## Written task
Return all of the data exactly, with nothing left out but the pictures.
═════ Dataset rows ═════
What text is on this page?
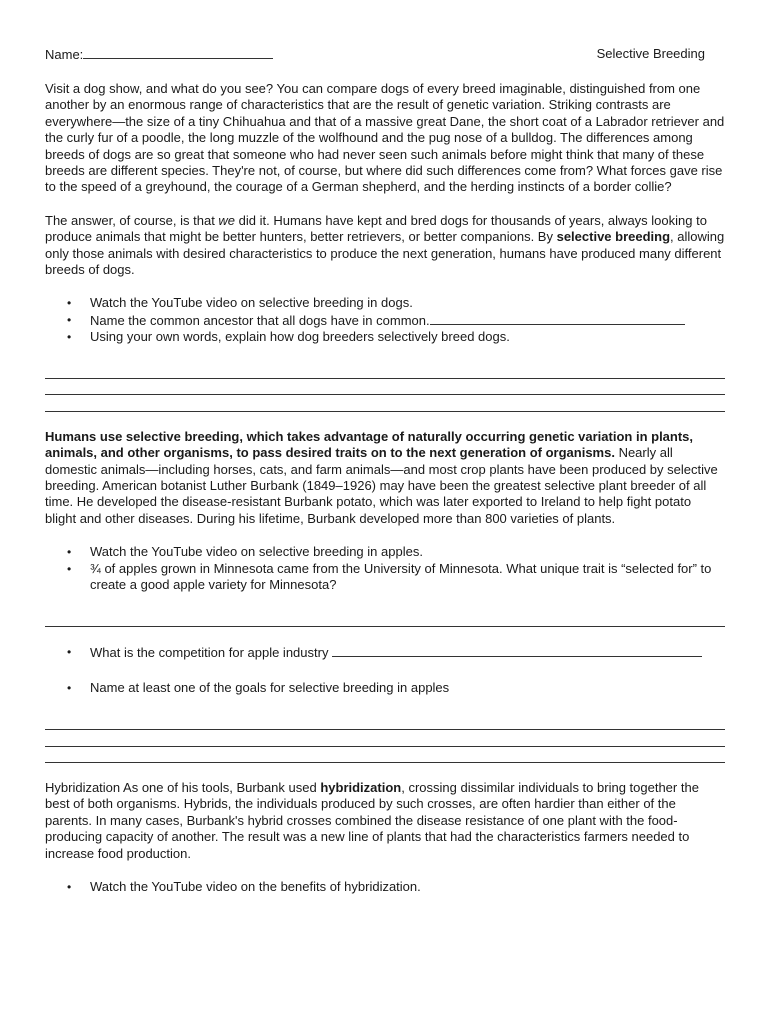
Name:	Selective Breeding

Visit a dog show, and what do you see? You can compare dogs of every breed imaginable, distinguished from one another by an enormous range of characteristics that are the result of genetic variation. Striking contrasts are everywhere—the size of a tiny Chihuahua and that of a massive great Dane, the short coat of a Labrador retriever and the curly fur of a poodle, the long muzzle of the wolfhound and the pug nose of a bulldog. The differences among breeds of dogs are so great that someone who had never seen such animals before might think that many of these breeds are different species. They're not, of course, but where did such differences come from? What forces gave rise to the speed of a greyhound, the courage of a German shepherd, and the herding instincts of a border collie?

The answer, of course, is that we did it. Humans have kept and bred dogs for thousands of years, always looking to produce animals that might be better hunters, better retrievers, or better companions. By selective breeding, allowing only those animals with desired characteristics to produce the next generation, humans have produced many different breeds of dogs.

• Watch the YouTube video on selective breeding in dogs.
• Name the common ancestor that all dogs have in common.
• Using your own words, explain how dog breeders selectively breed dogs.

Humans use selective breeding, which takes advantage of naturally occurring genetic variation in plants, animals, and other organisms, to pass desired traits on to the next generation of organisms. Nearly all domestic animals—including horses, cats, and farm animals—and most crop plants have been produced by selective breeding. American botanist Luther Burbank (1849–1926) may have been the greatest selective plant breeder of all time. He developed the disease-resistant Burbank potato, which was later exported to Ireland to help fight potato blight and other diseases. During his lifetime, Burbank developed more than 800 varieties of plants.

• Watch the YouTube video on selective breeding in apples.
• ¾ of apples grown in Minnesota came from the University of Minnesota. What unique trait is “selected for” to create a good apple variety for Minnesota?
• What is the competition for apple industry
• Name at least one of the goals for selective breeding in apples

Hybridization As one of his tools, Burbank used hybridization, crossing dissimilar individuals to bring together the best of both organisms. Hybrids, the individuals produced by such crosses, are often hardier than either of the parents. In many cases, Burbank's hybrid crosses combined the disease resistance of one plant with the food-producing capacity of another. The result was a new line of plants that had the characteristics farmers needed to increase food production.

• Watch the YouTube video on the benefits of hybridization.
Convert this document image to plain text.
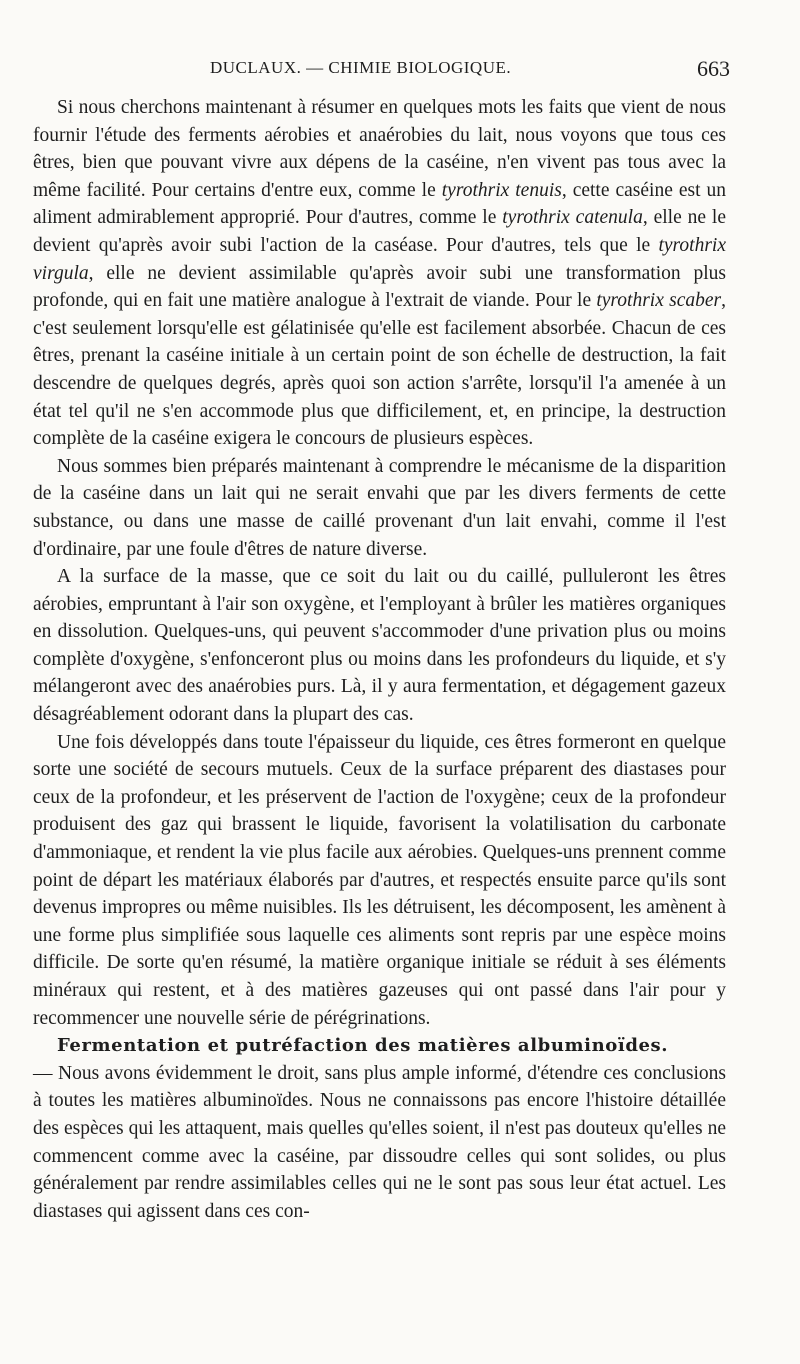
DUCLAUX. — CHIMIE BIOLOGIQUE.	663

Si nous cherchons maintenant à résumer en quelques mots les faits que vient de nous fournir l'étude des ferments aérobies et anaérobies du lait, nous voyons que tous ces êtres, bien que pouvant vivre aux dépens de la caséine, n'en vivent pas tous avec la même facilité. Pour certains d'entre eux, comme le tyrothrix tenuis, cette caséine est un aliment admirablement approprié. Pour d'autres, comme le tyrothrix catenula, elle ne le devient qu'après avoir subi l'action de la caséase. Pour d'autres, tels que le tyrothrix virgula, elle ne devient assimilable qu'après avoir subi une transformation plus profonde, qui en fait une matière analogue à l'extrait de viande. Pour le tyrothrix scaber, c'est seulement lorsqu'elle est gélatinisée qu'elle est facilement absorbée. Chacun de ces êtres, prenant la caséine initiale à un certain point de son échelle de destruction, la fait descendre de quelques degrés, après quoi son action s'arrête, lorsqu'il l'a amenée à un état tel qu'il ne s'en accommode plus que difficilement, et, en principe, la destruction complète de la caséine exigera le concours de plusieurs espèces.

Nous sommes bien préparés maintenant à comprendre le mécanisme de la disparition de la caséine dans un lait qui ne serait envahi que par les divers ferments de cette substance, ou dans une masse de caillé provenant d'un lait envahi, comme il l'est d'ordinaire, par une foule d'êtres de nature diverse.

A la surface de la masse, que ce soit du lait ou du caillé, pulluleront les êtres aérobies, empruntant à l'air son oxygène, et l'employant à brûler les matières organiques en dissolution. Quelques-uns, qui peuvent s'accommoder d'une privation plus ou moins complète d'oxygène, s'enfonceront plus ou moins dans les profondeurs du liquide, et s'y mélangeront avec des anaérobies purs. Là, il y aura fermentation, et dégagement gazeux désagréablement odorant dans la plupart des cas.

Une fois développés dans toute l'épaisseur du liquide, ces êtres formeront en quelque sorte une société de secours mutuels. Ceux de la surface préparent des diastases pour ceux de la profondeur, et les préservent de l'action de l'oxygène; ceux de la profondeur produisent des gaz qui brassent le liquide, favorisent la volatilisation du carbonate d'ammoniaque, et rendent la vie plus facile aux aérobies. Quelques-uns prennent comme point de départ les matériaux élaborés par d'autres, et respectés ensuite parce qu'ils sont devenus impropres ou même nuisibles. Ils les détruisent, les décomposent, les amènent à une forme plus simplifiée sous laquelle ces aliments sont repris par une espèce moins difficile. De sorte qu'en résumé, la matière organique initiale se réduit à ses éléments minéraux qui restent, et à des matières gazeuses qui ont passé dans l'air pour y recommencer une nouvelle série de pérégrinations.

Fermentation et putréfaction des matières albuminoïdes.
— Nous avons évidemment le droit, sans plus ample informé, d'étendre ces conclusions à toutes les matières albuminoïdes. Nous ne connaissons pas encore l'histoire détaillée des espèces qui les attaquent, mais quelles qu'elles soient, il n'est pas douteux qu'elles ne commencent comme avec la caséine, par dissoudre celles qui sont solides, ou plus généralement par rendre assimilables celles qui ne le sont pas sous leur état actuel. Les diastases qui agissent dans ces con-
═════
## Solved exercise
What text is on this page?
Name:	Selective Breeding

Visit a dog show, and what do you see? You can compare dogs of every breed imaginable, distinguished from one another by an enormous range of characteristics that are the result of genetic variation. Striking contrasts are everywhere—the size of a tiny Chihuahua and that of a massive great Dane, the short coat of a Labrador retriever and the curly fur of a poodle, the long muzzle of the wolfhound and the pug nose of a bulldog. The differences among breeds of dogs are so great that someone who had never seen such animals before might think that many of these breeds are different species. They're not, of course, but where did such differences come from? What forces gave rise to the speed of a greyhound, the courage of a German shepherd, and the herding instincts of a border collie?

The answer, of course, is that we did it. Humans have kept and bred dogs for thousands of years, always looking to produce animals that might be better hunters, better retrievers, or better companions. By selective breeding, allowing only those animals with desired characteristics to produce the next generation, humans have produced many different breeds of dogs.

• Watch the YouTube video on selective breeding in dogs.
• Name the common ancestor that all dogs have in common.
• Using your own words, explain how dog breeders selectively breed dogs.

Humans use selective breeding, which takes advantage of naturally occurring genetic variation in plants, animals, and other organisms, to pass desired traits on to the next generation of organisms. Nearly all domestic animals—including horses, cats, and farm animals—and most crop plants have been produced by selective breeding. American botanist Luther Burbank (1849–1926) may have been the greatest selective plant breeder of all time. He developed the disease-resistant Burbank potato, which was later exported to Ireland to help fight potato blight and other diseases. During his lifetime, Burbank developed more than 800 varieties of plants.

• Watch the YouTube video on selective breeding in apples.
• ¾ of apples grown in Minnesota came from the University of Minnesota. What unique trait is “selected for” to create a good apple variety for Minnesota?
• What is the competition for apple industry
• Name at least one of the goals for selective breeding in apples

Hybridization As one of his tools, Burbank used hybridization, crossing dissimilar individuals to bring together the best of both organisms. Hybrids, the individuals produced by such crosses, are often hardier than either of the parents. In many cases, Burbank's hybrid crosses combined the disease resistance of one plant with the food-producing capacity of another. The result was a new line of plants that had the characteristics farmers needed to increase food production.

• Watch the YouTube video on the benefits of hybridization.
Convert this document image to plain text.
DUCLAUX. — CHIMIE BIOLOGIQUE.	663

Si nous cherchons maintenant à résumer en quelques mots les faits que vient de nous fournir l'étude des ferments aérobies et anaérobies du lait, nous voyons que tous ces êtres, bien que pouvant vivre aux dépens de la caséine, n'en vivent pas tous avec la même facilité. Pour certains d'entre eux, comme le tyrothrix tenuis, cette caséine est un aliment admirablement approprié. Pour d'autres, comme le tyrothrix catenula, elle ne le devient qu'après avoir subi l'action de la caséase. Pour d'autres, tels que le tyrothrix virgula, elle ne devient assimilable qu'après avoir subi une transformation plus profonde, qui en fait une matière analogue à l'extrait de viande. Pour le tyrothrix scaber, c'est seulement lorsqu'elle est gélatinisée qu'elle est facilement absorbée. Chacun de ces êtres, prenant la caséine initiale à un certain point de son échelle de destruction, la fait descendre de quelques degrés, après quoi son action s'arrête, lorsqu'il l'a amenée à un état tel qu'il ne s'en accommode plus que difficilement, et, en principe, la destruction complète de la caséine exigera le concours de plusieurs espèces.

Nous sommes bien préparés maintenant à comprendre le mécanisme de la disparition de la caséine dans un lait qui ne serait envahi que par les divers ferments de cette substance, ou dans une masse de caillé provenant d'un lait envahi, comme il l'est d'ordinaire, par une foule d'êtres de nature diverse.

A la surface de la masse, que ce soit du lait ou du caillé, pulluleront les êtres aérobies, empruntant à l'air son oxygène, et l'employant à brûler les matières organiques en dissolution. Quelques-uns, qui peuvent s'accommoder d'une privation plus ou moins complète d'oxygène, s'enfonceront plus ou moins dans les profondeurs du liquide, et s'y mélangeront avec des anaérobies purs. Là, il y aura fermentation, et dégagement gazeux désagréablement odorant dans la plupart des cas.

Une fois développés dans toute l'épaisseur du liquide, ces êtres formeront en quelque sorte une société de secours mutuels. Ceux de la surface préparent des diastases pour ceux de la profondeur, et les préservent de l'action de l'oxygène; ceux de la profondeur produisent des gaz qui brassent le liquide, favorisent la volatilisation du carbonate d'ammoniaque, et rendent la vie plus facile aux aérobies. Quelques-uns prennent comme point de départ les matériaux élaborés par d'autres, et respectés ensuite parce qu'ils sont devenus impropres ou même nuisibles. Ils les détruisent, les décomposent, les amènent à une forme plus simplifiée sous laquelle ces aliments sont repris par une espèce moins difficile. De sorte qu'en résumé, la matière organique initiale se réduit à ses éléments minéraux qui restent, et à des matières gazeuses qui ont passé dans l'air pour y recommencer une nouvelle série de pérégrinations.

Fermentation et putréfaction des matières albuminoïdes.
— Nous avons évidemment le droit, sans plus ample informé, d'étendre ces conclusions à toutes les matières albuminoïdes. Nous ne connaissons pas encore l'histoire détaillée des espèces qui les attaquent, mais quelles qu'elles soient, il n'est pas douteux qu'elles ne commencent comme avec la caséine, par dissoudre celles qui sont solides, ou plus généralement par rendre assimilables celles qui ne le sont pas sous leur état actuel. Les diastases qui agissent dans ces con-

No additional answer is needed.